** Given exercise **
Below is a listing to write out in full, exactly as given, without its pictures.

— BEGIN Exercise materials —

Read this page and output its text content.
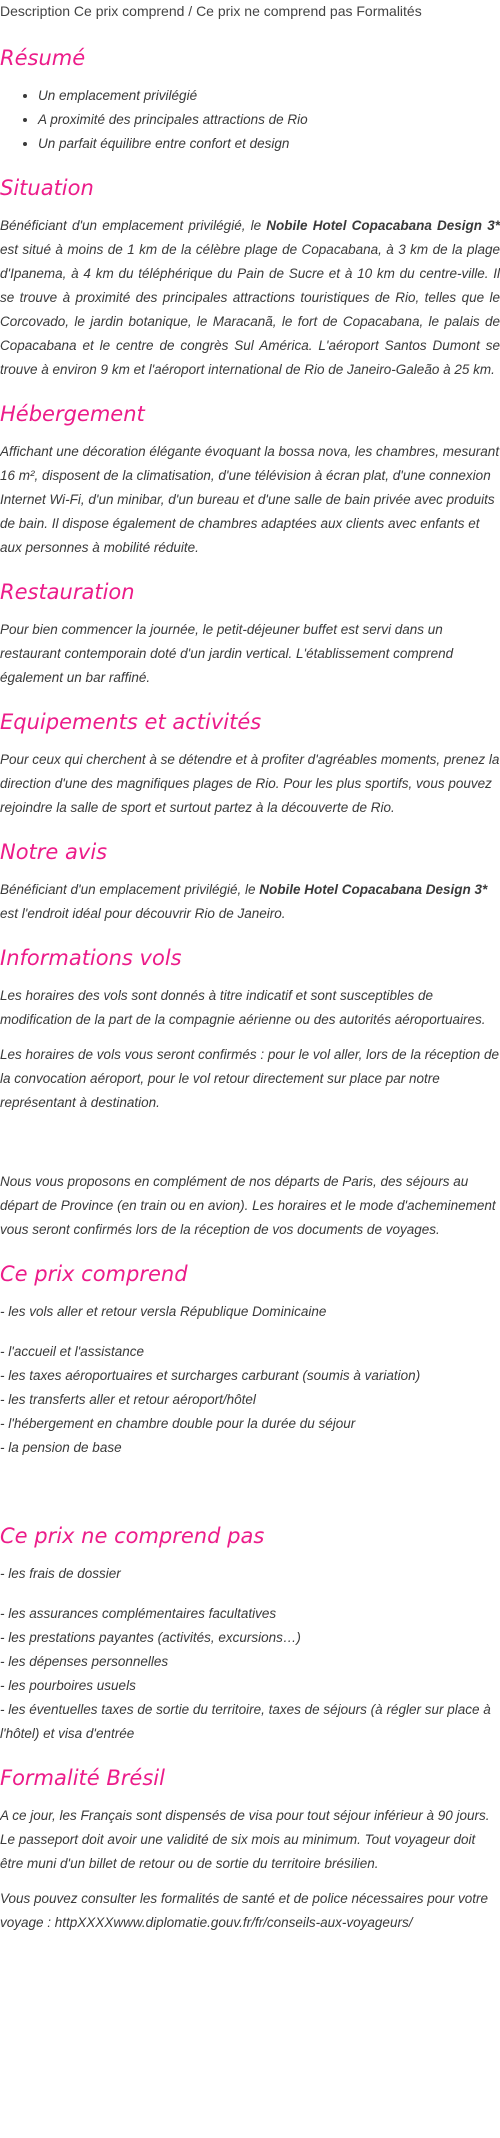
Description Ce prix comprend / Ce prix ne comprend pas Formalités
Résumé
• Un emplacement privilégié
• A proximité des principales attractions de Rio
• Un parfait équilibre entre confort et design
Situation

Bénéficiant d'un emplacement privilégié, le Nobile Hotel Copacabana Design 3* est situé à moins de 1 km de la célèbre plage de Copacabana, à 3 km de la plage d'Ipanema, à 4 km du téléphérique du Pain de Sucre et à 10 km du centre-ville. Il se trouve à proximité des principales attractions touristiques de Rio, telles que le Corcovado, le jardin botanique, le Maracanã, le fort de Copacabana, le palais de Copacabana et le centre de congrès Sul América. L'aéroport Santos Dumont se trouve à environ 9 km et l'aéroport international de Rio de Janeiro-Galeão à 25 km.

Hébergement

Affichant une décoration élégante évoquant la bossa nova, les chambres, mesurant 16 m², disposent de la climatisation, d'une télévision à écran plat, d'une connexion Internet Wi-Fi, d'un minibar, d'un bureau et d'une salle de bain privée avec produits de bain. Il dispose également de chambres adaptées aux clients avec enfants et aux personnes à mobilité réduite.

Restauration

Pour bien commencer la journée, le petit-déjeuner buffet est servi dans un restaurant contemporain doté d'un jardin vertical. L'établissement comprend également un bar raffiné.

Equipements et activités

Pour ceux qui cherchent à se détendre et à profiter d'agréables moments, prenez la direction d'une des magnifiques plages de Rio. Pour les plus sportifs, vous pouvez rejoindre la salle de sport et surtout partez à la découverte de Rio.

Notre avis

Bénéficiant d'un emplacement privilégié, le Nobile Hotel Copacabana Design 3* est l'endroit idéal pour découvrir Rio de Janeiro.

Informations vols

Les horaires des vols sont donnés à titre indicatif et sont susceptibles de modification de la part de la compagnie aérienne ou des autorités aéroportuaires.

Les horaires de vols vous seront confirmés : pour le vol aller, lors de la réception de la convocation aéroport, pour le vol retour directement sur place par notre représentant à destination.

Nous vous proposons en complément de nos départs de Paris, des séjours au départ de Province (en train ou en avion). Les horaires et le mode d'acheminement vous seront confirmés lors de la réception de vos documents de voyages.

Ce prix comprend
- les vols aller et retour versla République Dominicaine
- l'accueil et l'assistance
- les taxes aéroportuaires et surcharges carburant (soumis à variation)
- les transferts aller et retour aéroport/hôtel
- l'hébergement en chambre double pour la durée du séjour
- la pension de base
Ce prix ne comprend pas
- les frais de dossier
- les assurances complémentaires facultatives
- les prestations payantes (activités, excursions…)
- les dépenses personnelles
- les pourboires usuels
- les éventuelles taxes de sortie du territoire, taxes de séjours (à régler sur place à l'hôtel) et visa d'entrée
Formalité Brésil

A ce jour, les Français sont dispensés de visa pour tout séjour inférieur à 90 jours. Le passeport doit avoir une validité de six mois au minimum. Tout voyageur doit être muni d'un billet de retour ou de sortie du territoire brésilien.

Vous pouvez consulter les formalités de santé et de police nécessaires pour votre voyage : httpXXXXwww.diplomatie.gouv.fr/fr/conseils-aux-voyageurs/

— END Exercise materials —

** Exercise response **
Read this page and output its text content.
Description Ce prix comprend / Ce prix ne comprend pas Formalités
Résumé
• Un emplacement privilégié
• A proximité des principales attractions de Rio
• Un parfait équilibre entre confort et design
Situation

Bénéficiant d'un emplacement privilégié, le Nobile Hotel Copacabana Design 3* est situé à moins de 1 km de la célèbre plage de Copacabana, à 3 km de la plage d'Ipanema, à 4 km du téléphérique du Pain de Sucre et à 10 km du centre-ville. Il se trouve à proximité des principales attractions touristiques de Rio, telles que le Corcovado, le jardin botanique, le Maracanã, le fort de Copacabana, le palais de Copacabana et le centre de congrès Sul América. L'aéroport Santos Dumont se trouve à environ 9 km et l'aéroport international de Rio de Janeiro-Galeão à 25 km.

Hébergement

Affichant une décoration élégante évoquant la bossa nova, les chambres, mesurant 16 m², disposent de la climatisation, d'une télévision à écran plat, d'une connexion Internet Wi-Fi, d'un minibar, d'un bureau et d'une salle de bain privée avec produits de bain. Il dispose également de chambres adaptées aux clients avec enfants et aux personnes à mobilité réduite.

Restauration

Pour bien commencer la journée, le petit-déjeuner buffet est servi dans un restaurant contemporain doté d'un jardin vertical. L'établissement comprend également un bar raffiné.

Equipements et activités

Pour ceux qui cherchent à se détendre et à profiter d'agréables moments, prenez la direction d'une des magnifiques plages de Rio. Pour les plus sportifs, vous pouvez rejoindre la salle de sport et surtout partez à la découverte de Rio.

Notre avis

Bénéficiant d'un emplacement privilégié, le Nobile Hotel Copacabana Design 3* est l'endroit idéal pour découvrir Rio de Janeiro.

Informations vols

Les horaires des vols sont donnés à titre indicatif et sont susceptibles de modification de la part de la compagnie aérienne ou des autorités aéroportuaires.

Les horaires de vols vous seront confirmés : pour le vol aller, lors de la réception de la convocation aéroport, pour le vol retour directement sur place par notre représentant à destination.

Nous vous proposons en complément de nos départs de Paris, des séjours au départ de Province (en train ou en avion). Les horaires et le mode d'acheminement vous seront confirmés lors de la réception de vos documents de voyages.

Ce prix comprend
- les vols aller et retour versla République Dominicaine
- l'accueil et l'assistance
- les taxes aéroportuaires et surcharges carburant (soumis à variation)
- les transferts aller et retour aéroport/hôtel
- l'hébergement en chambre double pour la durée du séjour
- la pension de base
Ce prix ne comprend pas
- les frais de dossier
- les assurances complémentaires facultatives
- les prestations payantes (activités, excursions…)
- les dépenses personnelles
- les pourboires usuels
- les éventuelles taxes de sortie du territoire, taxes de séjours (à régler sur place à l'hôtel) et visa d'entrée
Formalité Brésil

A ce jour, les Français sont dispensés de visa pour tout séjour inférieur à 90 jours. Le passeport doit avoir une validité de six mois au minimum. Tout voyageur doit être muni d'un billet de retour ou de sortie du territoire brésilien.

Vous pouvez consulter les formalités de santé et de police nécessaires pour votre voyage : httpXXXXwww.diplomatie.gouv.fr/fr/conseils-aux-voyageurs/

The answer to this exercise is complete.